=== SET EXERCISE ===
Each entry here needs to be set down again exactly, please; pictures are left out.

=== MATERIAL FOR THIS EXERCISE ===
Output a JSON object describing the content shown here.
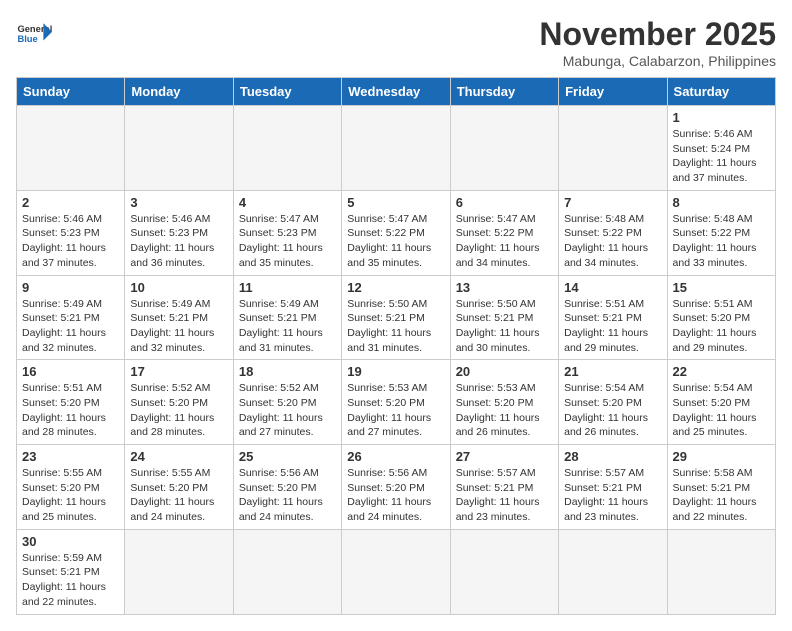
{
  "header": {
    "logo_general": "General",
    "logo_blue": "Blue",
    "month_title": "November 2025",
    "location": "Mabunga, Calabarzon, Philippines"
  },
  "days_of_week": [
    "Sunday",
    "Monday",
    "Tuesday",
    "Wednesday",
    "Thursday",
    "Friday",
    "Saturday"
  ],
  "weeks": [
    [
      {
        "day": "",
        "info": ""
      },
      {
        "day": "",
        "info": ""
      },
      {
        "day": "",
        "info": ""
      },
      {
        "day": "",
        "info": ""
      },
      {
        "day": "",
        "info": ""
      },
      {
        "day": "",
        "info": ""
      },
      {
        "day": "1",
        "info": "Sunrise: 5:46 AM\nSunset: 5:24 PM\nDaylight: 11 hours and 37 minutes."
      }
    ],
    [
      {
        "day": "2",
        "info": "Sunrise: 5:46 AM\nSunset: 5:23 PM\nDaylight: 11 hours and 37 minutes."
      },
      {
        "day": "3",
        "info": "Sunrise: 5:46 AM\nSunset: 5:23 PM\nDaylight: 11 hours and 36 minutes."
      },
      {
        "day": "4",
        "info": "Sunrise: 5:47 AM\nSunset: 5:23 PM\nDaylight: 11 hours and 35 minutes."
      },
      {
        "day": "5",
        "info": "Sunrise: 5:47 AM\nSunset: 5:22 PM\nDaylight: 11 hours and 35 minutes."
      },
      {
        "day": "6",
        "info": "Sunrise: 5:47 AM\nSunset: 5:22 PM\nDaylight: 11 hours and 34 minutes."
      },
      {
        "day": "7",
        "info": "Sunrise: 5:48 AM\nSunset: 5:22 PM\nDaylight: 11 hours and 34 minutes."
      },
      {
        "day": "8",
        "info": "Sunrise: 5:48 AM\nSunset: 5:22 PM\nDaylight: 11 hours and 33 minutes."
      }
    ],
    [
      {
        "day": "9",
        "info": "Sunrise: 5:49 AM\nSunset: 5:21 PM\nDaylight: 11 hours and 32 minutes."
      },
      {
        "day": "10",
        "info": "Sunrise: 5:49 AM\nSunset: 5:21 PM\nDaylight: 11 hours and 32 minutes."
      },
      {
        "day": "11",
        "info": "Sunrise: 5:49 AM\nSunset: 5:21 PM\nDaylight: 11 hours and 31 minutes."
      },
      {
        "day": "12",
        "info": "Sunrise: 5:50 AM\nSunset: 5:21 PM\nDaylight: 11 hours and 31 minutes."
      },
      {
        "day": "13",
        "info": "Sunrise: 5:50 AM\nSunset: 5:21 PM\nDaylight: 11 hours and 30 minutes."
      },
      {
        "day": "14",
        "info": "Sunrise: 5:51 AM\nSunset: 5:21 PM\nDaylight: 11 hours and 29 minutes."
      },
      {
        "day": "15",
        "info": "Sunrise: 5:51 AM\nSunset: 5:20 PM\nDaylight: 11 hours and 29 minutes."
      }
    ],
    [
      {
        "day": "16",
        "info": "Sunrise: 5:51 AM\nSunset: 5:20 PM\nDaylight: 11 hours and 28 minutes."
      },
      {
        "day": "17",
        "info": "Sunrise: 5:52 AM\nSunset: 5:20 PM\nDaylight: 11 hours and 28 minutes."
      },
      {
        "day": "18",
        "info": "Sunrise: 5:52 AM\nSunset: 5:20 PM\nDaylight: 11 hours and 27 minutes."
      },
      {
        "day": "19",
        "info": "Sunrise: 5:53 AM\nSunset: 5:20 PM\nDaylight: 11 hours and 27 minutes."
      },
      {
        "day": "20",
        "info": "Sunrise: 5:53 AM\nSunset: 5:20 PM\nDaylight: 11 hours and 26 minutes."
      },
      {
        "day": "21",
        "info": "Sunrise: 5:54 AM\nSunset: 5:20 PM\nDaylight: 11 hours and 26 minutes."
      },
      {
        "day": "22",
        "info": "Sunrise: 5:54 AM\nSunset: 5:20 PM\nDaylight: 11 hours and 25 minutes."
      }
    ],
    [
      {
        "day": "23",
        "info": "Sunrise: 5:55 AM\nSunset: 5:20 PM\nDaylight: 11 hours and 25 minutes."
      },
      {
        "day": "24",
        "info": "Sunrise: 5:55 AM\nSunset: 5:20 PM\nDaylight: 11 hours and 24 minutes."
      },
      {
        "day": "25",
        "info": "Sunrise: 5:56 AM\nSunset: 5:20 PM\nDaylight: 11 hours and 24 minutes."
      },
      {
        "day": "26",
        "info": "Sunrise: 5:56 AM\nSunset: 5:20 PM\nDaylight: 11 hours and 24 minutes."
      },
      {
        "day": "27",
        "info": "Sunrise: 5:57 AM\nSunset: 5:21 PM\nDaylight: 11 hours and 23 minutes."
      },
      {
        "day": "28",
        "info": "Sunrise: 5:57 AM\nSunset: 5:21 PM\nDaylight: 11 hours and 23 minutes."
      },
      {
        "day": "29",
        "info": "Sunrise: 5:58 AM\nSunset: 5:21 PM\nDaylight: 11 hours and 22 minutes."
      }
    ],
    [
      {
        "day": "30",
        "info": "Sunrise: 5:59 AM\nSunset: 5:21 PM\nDaylight: 11 hours and 22 minutes."
      },
      {
        "day": "",
        "info": ""
      },
      {
        "day": "",
        "info": ""
      },
      {
        "day": "",
        "info": ""
      },
      {
        "day": "",
        "info": ""
      },
      {
        "day": "",
        "info": ""
      },
      {
        "day": "",
        "info": ""
      }
    ]
  ]
}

=== FINAL ANSWER ===
Output a JSON object describing the content shown here.
{
  "header": {
    "logo_general": "General",
    "logo_blue": "Blue",
    "month_title": "November 2025",
    "location": "Mabunga, Calabarzon, Philippines"
  },
  "days_of_week": [
    "Sunday",
    "Monday",
    "Tuesday",
    "Wednesday",
    "Thursday",
    "Friday",
    "Saturday"
  ],
  "weeks": [
    [
      {
        "day": "",
        "info": ""
      },
      {
        "day": "",
        "info": ""
      },
      {
        "day": "",
        "info": ""
      },
      {
        "day": "",
        "info": ""
      },
      {
        "day": "",
        "info": ""
      },
      {
        "day": "",
        "info": ""
      },
      {
        "day": "1",
        "info": "Sunrise: 5:46 AM\nSunset: 5:24 PM\nDaylight: 11 hours and 37 minutes."
      }
    ],
    [
      {
        "day": "2",
        "info": "Sunrise: 5:46 AM\nSunset: 5:23 PM\nDaylight: 11 hours and 37 minutes."
      },
      {
        "day": "3",
        "info": "Sunrise: 5:46 AM\nSunset: 5:23 PM\nDaylight: 11 hours and 36 minutes."
      },
      {
        "day": "4",
        "info": "Sunrise: 5:47 AM\nSunset: 5:23 PM\nDaylight: 11 hours and 35 minutes."
      },
      {
        "day": "5",
        "info": "Sunrise: 5:47 AM\nSunset: 5:22 PM\nDaylight: 11 hours and 35 minutes."
      },
      {
        "day": "6",
        "info": "Sunrise: 5:47 AM\nSunset: 5:22 PM\nDaylight: 11 hours and 34 minutes."
      },
      {
        "day": "7",
        "info": "Sunrise: 5:48 AM\nSunset: 5:22 PM\nDaylight: 11 hours and 34 minutes."
      },
      {
        "day": "8",
        "info": "Sunrise: 5:48 AM\nSunset: 5:22 PM\nDaylight: 11 hours and 33 minutes."
      }
    ],
    [
      {
        "day": "9",
        "info": "Sunrise: 5:49 AM\nSunset: 5:21 PM\nDaylight: 11 hours and 32 minutes."
      },
      {
        "day": "10",
        "info": "Sunrise: 5:49 AM\nSunset: 5:21 PM\nDaylight: 11 hours and 32 minutes."
      },
      {
        "day": "11",
        "info": "Sunrise: 5:49 AM\nSunset: 5:21 PM\nDaylight: 11 hours and 31 minutes."
      },
      {
        "day": "12",
        "info": "Sunrise: 5:50 AM\nSunset: 5:21 PM\nDaylight: 11 hours and 31 minutes."
      },
      {
        "day": "13",
        "info": "Sunrise: 5:50 AM\nSunset: 5:21 PM\nDaylight: 11 hours and 30 minutes."
      },
      {
        "day": "14",
        "info": "Sunrise: 5:51 AM\nSunset: 5:21 PM\nDaylight: 11 hours and 29 minutes."
      },
      {
        "day": "15",
        "info": "Sunrise: 5:51 AM\nSunset: 5:20 PM\nDaylight: 11 hours and 29 minutes."
      }
    ],
    [
      {
        "day": "16",
        "info": "Sunrise: 5:51 AM\nSunset: 5:20 PM\nDaylight: 11 hours and 28 minutes."
      },
      {
        "day": "17",
        "info": "Sunrise: 5:52 AM\nSunset: 5:20 PM\nDaylight: 11 hours and 28 minutes."
      },
      {
        "day": "18",
        "info": "Sunrise: 5:52 AM\nSunset: 5:20 PM\nDaylight: 11 hours and 27 minutes."
      },
      {
        "day": "19",
        "info": "Sunrise: 5:53 AM\nSunset: 5:20 PM\nDaylight: 11 hours and 27 minutes."
      },
      {
        "day": "20",
        "info": "Sunrise: 5:53 AM\nSunset: 5:20 PM\nDaylight: 11 hours and 26 minutes."
      },
      {
        "day": "21",
        "info": "Sunrise: 5:54 AM\nSunset: 5:20 PM\nDaylight: 11 hours and 26 minutes."
      },
      {
        "day": "22",
        "info": "Sunrise: 5:54 AM\nSunset: 5:20 PM\nDaylight: 11 hours and 25 minutes."
      }
    ],
    [
      {
        "day": "23",
        "info": "Sunrise: 5:55 AM\nSunset: 5:20 PM\nDaylight: 11 hours and 25 minutes."
      },
      {
        "day": "24",
        "info": "Sunrise: 5:55 AM\nSunset: 5:20 PM\nDaylight: 11 hours and 24 minutes."
      },
      {
        "day": "25",
        "info": "Sunrise: 5:56 AM\nSunset: 5:20 PM\nDaylight: 11 hours and 24 minutes."
      },
      {
        "day": "26",
        "info": "Sunrise: 5:56 AM\nSunset: 5:20 PM\nDaylight: 11 hours and 24 minutes."
      },
      {
        "day": "27",
        "info": "Sunrise: 5:57 AM\nSunset: 5:21 PM\nDaylight: 11 hours and 23 minutes."
      },
      {
        "day": "28",
        "info": "Sunrise: 5:57 AM\nSunset: 5:21 PM\nDaylight: 11 hours and 23 minutes."
      },
      {
        "day": "29",
        "info": "Sunrise: 5:58 AM\nSunset: 5:21 PM\nDaylight: 11 hours and 22 minutes."
      }
    ],
    [
      {
        "day": "30",
        "info": "Sunrise: 5:59 AM\nSunset: 5:21 PM\nDaylight: 11 hours and 22 minutes."
      },
      {
        "day": "",
        "info": ""
      },
      {
        "day": "",
        "info": ""
      },
      {
        "day": "",
        "info": ""
      },
      {
        "day": "",
        "info": ""
      },
      {
        "day": "",
        "info": ""
      },
      {
        "day": "",
        "info": ""
      }
    ]
  ]
}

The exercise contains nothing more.